▶ _Task description_
Extract the listing in its entirety, keeping each line identical to the original.

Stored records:
┄┄┄┄┄┄┄┄┄┄┄┄┄┄┄┄┄┄┄┄
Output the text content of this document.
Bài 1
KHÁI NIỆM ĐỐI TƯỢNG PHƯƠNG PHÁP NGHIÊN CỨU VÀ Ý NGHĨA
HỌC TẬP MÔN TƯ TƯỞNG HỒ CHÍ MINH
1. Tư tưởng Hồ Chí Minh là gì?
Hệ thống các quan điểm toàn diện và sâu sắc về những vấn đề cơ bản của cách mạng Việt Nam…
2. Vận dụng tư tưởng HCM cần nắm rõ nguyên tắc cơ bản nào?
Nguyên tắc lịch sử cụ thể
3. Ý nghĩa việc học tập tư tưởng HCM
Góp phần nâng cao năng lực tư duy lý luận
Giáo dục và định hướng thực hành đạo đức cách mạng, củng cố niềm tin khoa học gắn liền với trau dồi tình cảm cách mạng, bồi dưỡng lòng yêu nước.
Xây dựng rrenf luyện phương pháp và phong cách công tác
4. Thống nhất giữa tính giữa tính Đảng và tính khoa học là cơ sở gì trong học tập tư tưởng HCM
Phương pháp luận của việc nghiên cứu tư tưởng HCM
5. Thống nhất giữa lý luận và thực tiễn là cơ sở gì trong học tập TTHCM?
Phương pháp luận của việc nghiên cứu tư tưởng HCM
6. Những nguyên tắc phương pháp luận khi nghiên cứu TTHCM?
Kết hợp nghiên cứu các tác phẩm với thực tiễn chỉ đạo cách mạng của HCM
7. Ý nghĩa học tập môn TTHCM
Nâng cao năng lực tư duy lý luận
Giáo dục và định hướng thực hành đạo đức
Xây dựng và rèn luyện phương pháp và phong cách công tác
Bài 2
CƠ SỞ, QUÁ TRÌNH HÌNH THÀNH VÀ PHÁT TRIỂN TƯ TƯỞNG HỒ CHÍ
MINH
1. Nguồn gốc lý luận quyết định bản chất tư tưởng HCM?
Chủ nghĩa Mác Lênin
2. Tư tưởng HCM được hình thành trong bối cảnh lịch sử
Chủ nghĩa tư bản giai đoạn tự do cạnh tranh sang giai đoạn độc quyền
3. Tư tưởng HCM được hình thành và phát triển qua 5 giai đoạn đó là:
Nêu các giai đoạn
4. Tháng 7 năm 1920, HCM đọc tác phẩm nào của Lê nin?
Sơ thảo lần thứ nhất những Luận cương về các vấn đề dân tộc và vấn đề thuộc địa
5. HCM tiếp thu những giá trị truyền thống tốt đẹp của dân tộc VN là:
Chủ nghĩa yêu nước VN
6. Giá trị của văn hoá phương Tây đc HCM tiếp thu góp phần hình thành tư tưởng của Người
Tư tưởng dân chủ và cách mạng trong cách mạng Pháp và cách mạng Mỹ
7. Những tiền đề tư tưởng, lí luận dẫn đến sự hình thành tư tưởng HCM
┄┄┄┄┄┄┄┄┄┄┄┄┄┄┄┄┄┄┄┄
▶ _Written response_
Output the text content of this document.
Bài 1
KHÁI NIỆM ĐỐI TƯỢNG PHƯƠNG PHÁP NGHIÊN CỨU VÀ Ý NGHĨA
HỌC TẬP MÔN TƯ TƯỞNG HỒ CHÍ MINH
1. Tư tưởng Hồ Chí Minh là gì?
Hệ thống các quan điểm toàn diện và sâu sắc về những vấn đề cơ bản của cách mạng Việt Nam…
2. Vận dụng tư tưởng HCM cần nắm rõ nguyên tắc cơ bản nào?
Nguyên tắc lịch sử cụ thể
3. Ý nghĩa việc học tập tư tưởng HCM
Góp phần nâng cao năng lực tư duy lý luận
Giáo dục và định hướng thực hành đạo đức cách mạng, củng cố niềm tin khoa học gắn liền với trau dồi tình cảm cách mạng, bồi dưỡng lòng yêu nước.
Xây dựng rrenf luyện phương pháp và phong cách công tác
4. Thống nhất giữa tính giữa tính Đảng và tính khoa học là cơ sở gì trong học tập tư tưởng HCM
Phương pháp luận của việc nghiên cứu tư tưởng HCM
5. Thống nhất giữa lý luận và thực tiễn là cơ sở gì trong học tập TTHCM?
Phương pháp luận của việc nghiên cứu tư tưởng HCM
6. Những nguyên tắc phương pháp luận khi nghiên cứu TTHCM?
Kết hợp nghiên cứu các tác phẩm với thực tiễn chỉ đạo cách mạng của HCM
7. Ý nghĩa học tập môn TTHCM
Nâng cao năng lực tư duy lý luận
Giáo dục và định hướng thực hành đạo đức
Xây dựng và rèn luyện phương pháp và phong cách công tác
Bài 2
CƠ SỞ, QUÁ TRÌNH HÌNH THÀNH VÀ PHÁT TRIỂN TƯ TƯỞNG HỒ CHÍ
MINH
1. Nguồn gốc lý luận quyết định bản chất tư tưởng HCM?
Chủ nghĩa Mác Lênin
2. Tư tưởng HCM được hình thành trong bối cảnh lịch sử
Chủ nghĩa tư bản giai đoạn tự do cạnh tranh sang giai đoạn độc quyền
3. Tư tưởng HCM được hình thành và phát triển qua 5 giai đoạn đó là:
Nêu các giai đoạn
4. Tháng 7 năm 1920, HCM đọc tác phẩm nào của Lê nin?
Sơ thảo lần thứ nhất những Luận cương về các vấn đề dân tộc và vấn đề thuộc địa
5. HCM tiếp thu những giá trị truyền thống tốt đẹp của dân tộc VN là:
Chủ nghĩa yêu nước VN
6. Giá trị của văn hoá phương Tây đc HCM tiếp thu góp phần hình thành tư tưởng của Người
Tư tưởng dân chủ và cách mạng trong cách mạng Pháp và cách mạng Mỹ
7. Những tiền đề tư tưởng, lí luận dẫn đến sự hình thành tư tưởng HCM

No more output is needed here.